=== Record list ===

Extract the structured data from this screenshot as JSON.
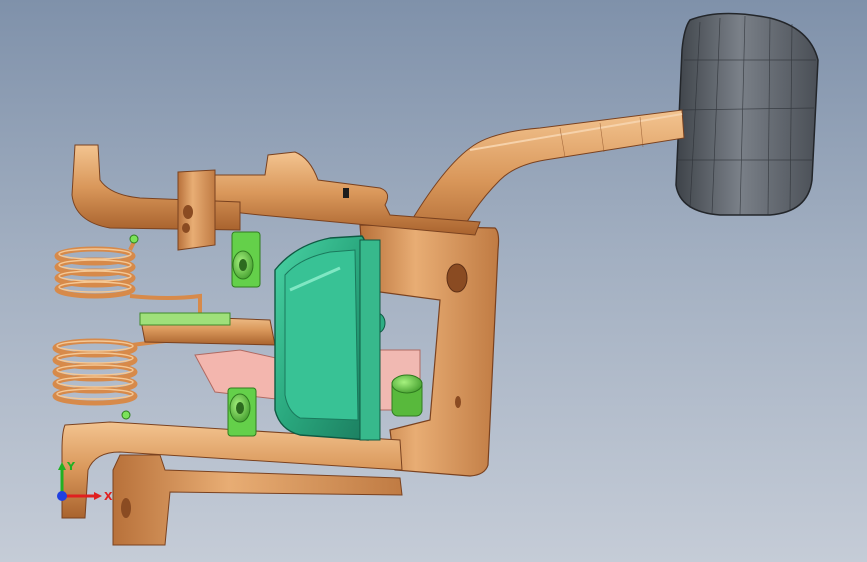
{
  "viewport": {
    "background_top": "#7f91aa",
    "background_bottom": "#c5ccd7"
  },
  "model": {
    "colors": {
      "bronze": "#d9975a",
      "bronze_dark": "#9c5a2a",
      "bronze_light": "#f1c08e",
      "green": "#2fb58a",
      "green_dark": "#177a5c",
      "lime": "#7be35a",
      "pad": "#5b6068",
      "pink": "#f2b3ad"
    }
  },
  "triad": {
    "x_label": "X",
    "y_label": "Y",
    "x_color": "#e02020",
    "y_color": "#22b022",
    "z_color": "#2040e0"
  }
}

===
=== Record list ===

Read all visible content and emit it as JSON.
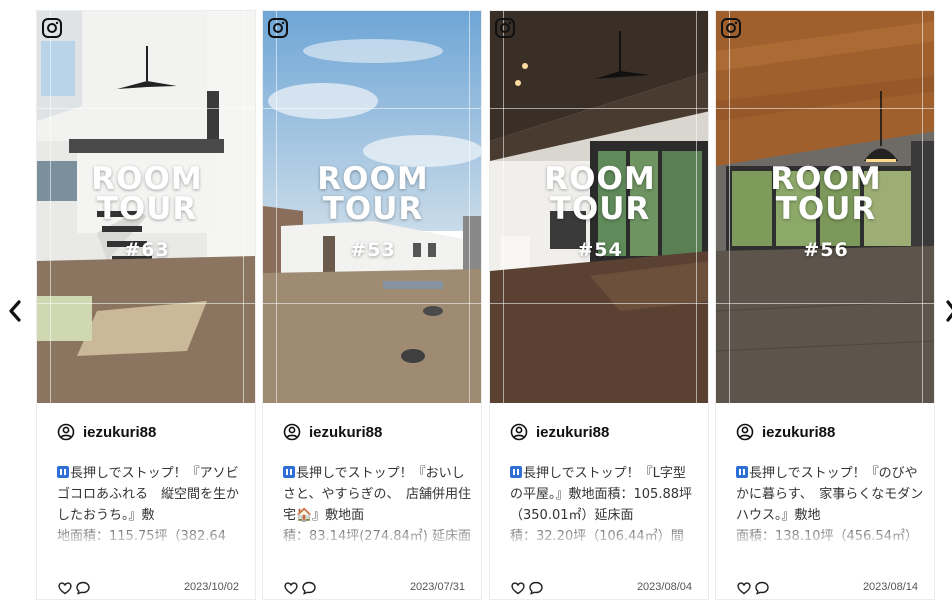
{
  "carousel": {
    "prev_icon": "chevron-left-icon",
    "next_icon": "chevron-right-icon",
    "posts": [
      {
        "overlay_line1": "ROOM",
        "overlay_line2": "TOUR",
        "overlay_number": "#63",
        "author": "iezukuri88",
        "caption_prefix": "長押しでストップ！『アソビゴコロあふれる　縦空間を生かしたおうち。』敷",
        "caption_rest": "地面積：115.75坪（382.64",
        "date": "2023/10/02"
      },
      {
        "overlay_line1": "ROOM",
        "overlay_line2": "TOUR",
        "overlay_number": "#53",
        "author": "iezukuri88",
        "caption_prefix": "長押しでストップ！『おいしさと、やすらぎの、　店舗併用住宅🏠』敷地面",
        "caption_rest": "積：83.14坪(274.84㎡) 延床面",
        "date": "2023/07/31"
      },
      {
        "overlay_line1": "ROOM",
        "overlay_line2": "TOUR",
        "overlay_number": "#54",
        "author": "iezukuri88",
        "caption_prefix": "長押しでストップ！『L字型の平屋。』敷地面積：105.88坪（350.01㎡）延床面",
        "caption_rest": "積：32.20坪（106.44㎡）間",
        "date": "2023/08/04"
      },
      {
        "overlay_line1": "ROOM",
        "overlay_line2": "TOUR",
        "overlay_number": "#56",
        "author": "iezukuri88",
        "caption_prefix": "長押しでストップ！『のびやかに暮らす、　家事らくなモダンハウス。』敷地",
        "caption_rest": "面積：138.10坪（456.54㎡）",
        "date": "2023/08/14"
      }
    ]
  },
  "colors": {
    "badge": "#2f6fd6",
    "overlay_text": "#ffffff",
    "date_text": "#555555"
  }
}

===

Set task: Only the number is wanted: how many lines of the data contain the word "chevron"?

Answer in full: 2